#### Work instructions
Put the lines of the items below that start with the line containing "563, 99, 590]" and end with the line containing "89, 226, 124]", both included, into a JSON list of strings with one string per line and any blank lines omitted.

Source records
=======

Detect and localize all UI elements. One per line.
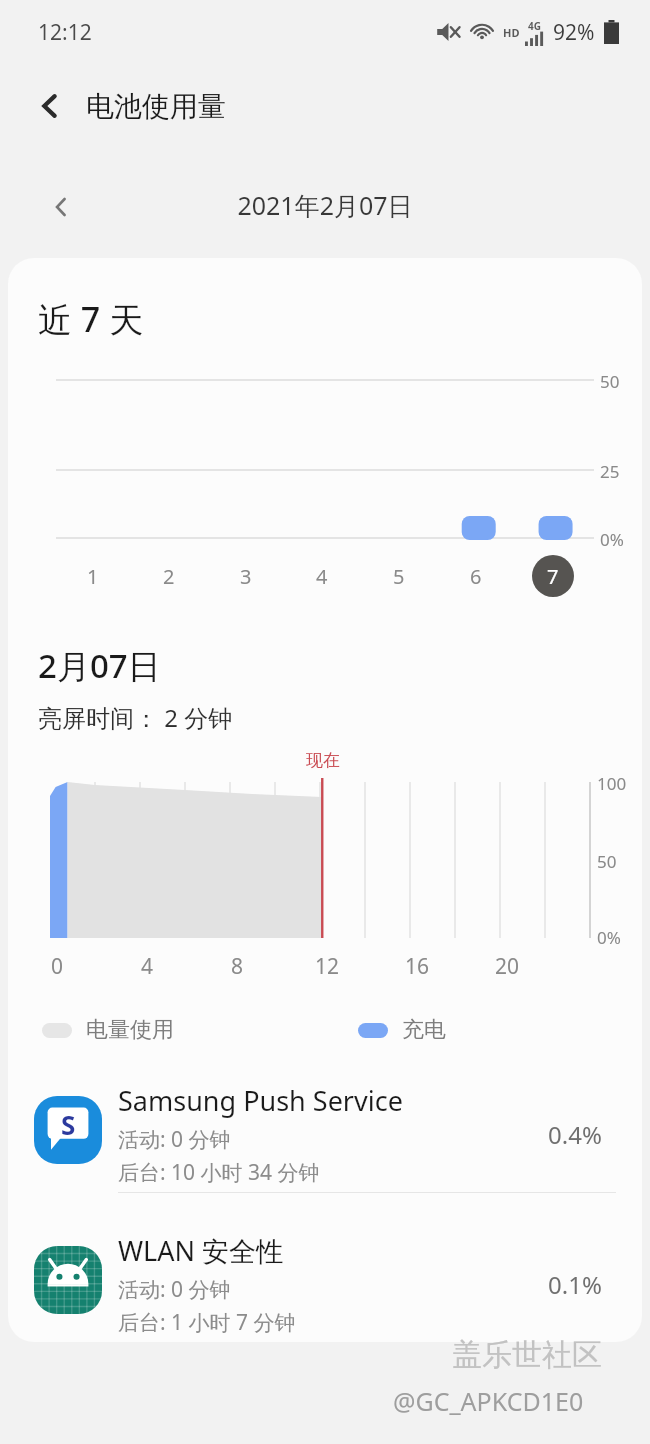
staticText: 1	[87, 563, 99, 590]
staticText: 25	[600, 460, 620, 483]
button[interactable]: 4	[301, 555, 343, 597]
staticText: 亮屏时间： 2 分钟	[38, 701, 233, 734]
staticText: 20	[492, 952, 522, 981]
button[interactable]: 充电	[358, 1016, 446, 1044]
staticText: Samsung Push Service	[118, 1082, 403, 1119]
button[interactable]: 7	[532, 555, 574, 597]
staticText: 活动: 0 分钟	[118, 1125, 231, 1154]
staticText: 0	[42, 952, 72, 981]
staticText: 0%	[597, 926, 621, 949]
staticText: HD	[503, 25, 520, 40]
staticText: 4	[316, 563, 328, 590]
button[interactable]: WLAN 安全性	[8, 1216, 642, 1340]
button[interactable]: 3	[225, 555, 267, 597]
button[interactable]: S	[8, 1066, 642, 1190]
staticText: 后台: 1 小时 7 分钟	[118, 1308, 296, 1337]
button[interactable]: 6	[455, 555, 497, 597]
staticText: 12	[312, 952, 342, 981]
staticText: 电池使用量	[86, 89, 226, 124]
staticText: 0.1%	[548, 1268, 602, 1301]
staticText: 92%	[553, 18, 595, 47]
staticText: 4G	[528, 19, 541, 33]
button[interactable]: 2	[148, 555, 190, 597]
staticText: 活动: 0 分钟	[118, 1275, 231, 1304]
staticText: 5	[393, 563, 405, 590]
staticText: 50	[597, 850, 617, 873]
staticText: 2021年2月07日	[0, 188, 650, 222]
staticText: 0%	[600, 528, 624, 551]
staticText: S	[61, 1107, 76, 1142]
button[interactable]: 电量使用	[42, 1016, 174, 1044]
staticText: 2	[163, 563, 175, 590]
staticText: 充电	[402, 1016, 446, 1044]
staticText: WLAN 安全性	[118, 1232, 284, 1269]
staticText: 16	[402, 952, 432, 981]
staticText: 现在	[306, 750, 340, 771]
staticText: 12:12	[38, 18, 92, 47]
staticText: @GC_APKCD1E0	[393, 1384, 584, 1418]
staticText: 2月07日	[38, 643, 161, 688]
button[interactable]: 1	[72, 555, 114, 597]
staticText: 4	[132, 952, 162, 981]
staticText: 6	[470, 563, 482, 590]
staticText: 0.4%	[548, 1118, 602, 1151]
staticText: 50	[600, 370, 620, 393]
staticText: 近 7 天	[38, 296, 144, 342]
staticText: 7	[547, 563, 559, 590]
staticText: 3	[240, 563, 252, 590]
staticText: 盖乐世社区	[452, 1336, 602, 1374]
staticText: 电量使用	[86, 1016, 174, 1044]
staticText: 8	[222, 952, 252, 981]
button[interactable]: Back	[22, 78, 78, 134]
staticText: 后台: 10 小时 34 分钟	[118, 1158, 320, 1187]
button[interactable]: Previous day	[34, 180, 88, 234]
staticText: 100	[597, 772, 627, 795]
button[interactable]: 5	[378, 555, 420, 597]
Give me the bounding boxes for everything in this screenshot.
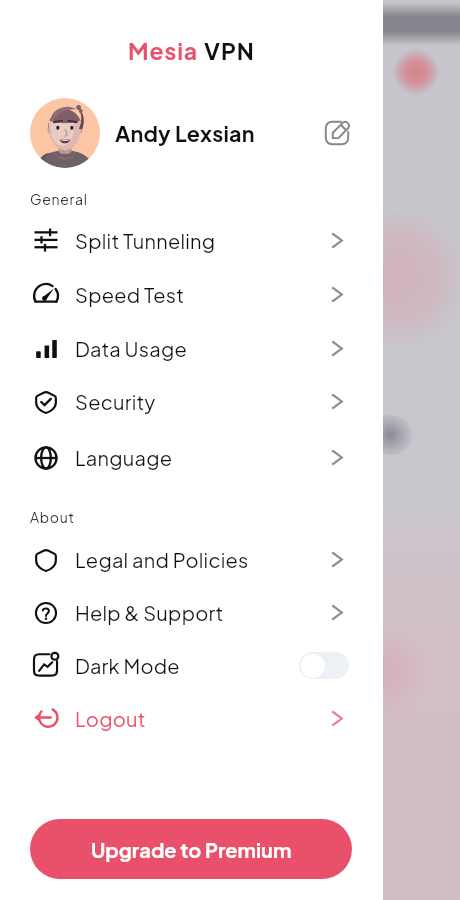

=======

#### Response to this task
[
  "staticText: 1\t[87, 563, 99, 590]",
  "staticText: 25\t[600, 460, 620, 483]",
  "button[interactable]: 4\t[301, 555, 343, 597]",
  "staticText: 亮屏时间： 2 分钟\t[38, 701, 233, 734]",
  "staticText: 20\t[492, 952, 522, 981]",
  "button[interactable]: 充电\t[358, 1016, 446, 1044]",
  "staticText: Samsung Push Service\t[118, 1082, 403, 1119]",
  "button[interactable]: 7\t[532, 555, 574, 597]",
  "staticText: 活动: 0 分钟\t[118, 1125, 231, 1154]",
  "staticText: 0\t[42, 952, 72, 981]",
  "staticText: 0%\t[597, 926, 621, 949]",
  "staticText: HD\t[503, 25, 520, 40]",
  "staticText: 4\t[316, 563, 328, 590]",
  "button[interactable]: WLAN 安全性\t[8, 1216, 642, 1340]",
  "button[interactable]: 3\t[225, 555, 267, 597]",
  "button[interactable]: S\t[8, 1066, 642, 1190]",
  "staticText: 后台: 1 小时 7 分钟\t[118, 1308, 296, 1337]",
  "button[interactable]: 6\t[455, 555, 497, 597]",
  "staticText: 12\t[312, 952, 342, 981]",
  "staticText: 电池使用量\t[86, 89, 226, 124]"
]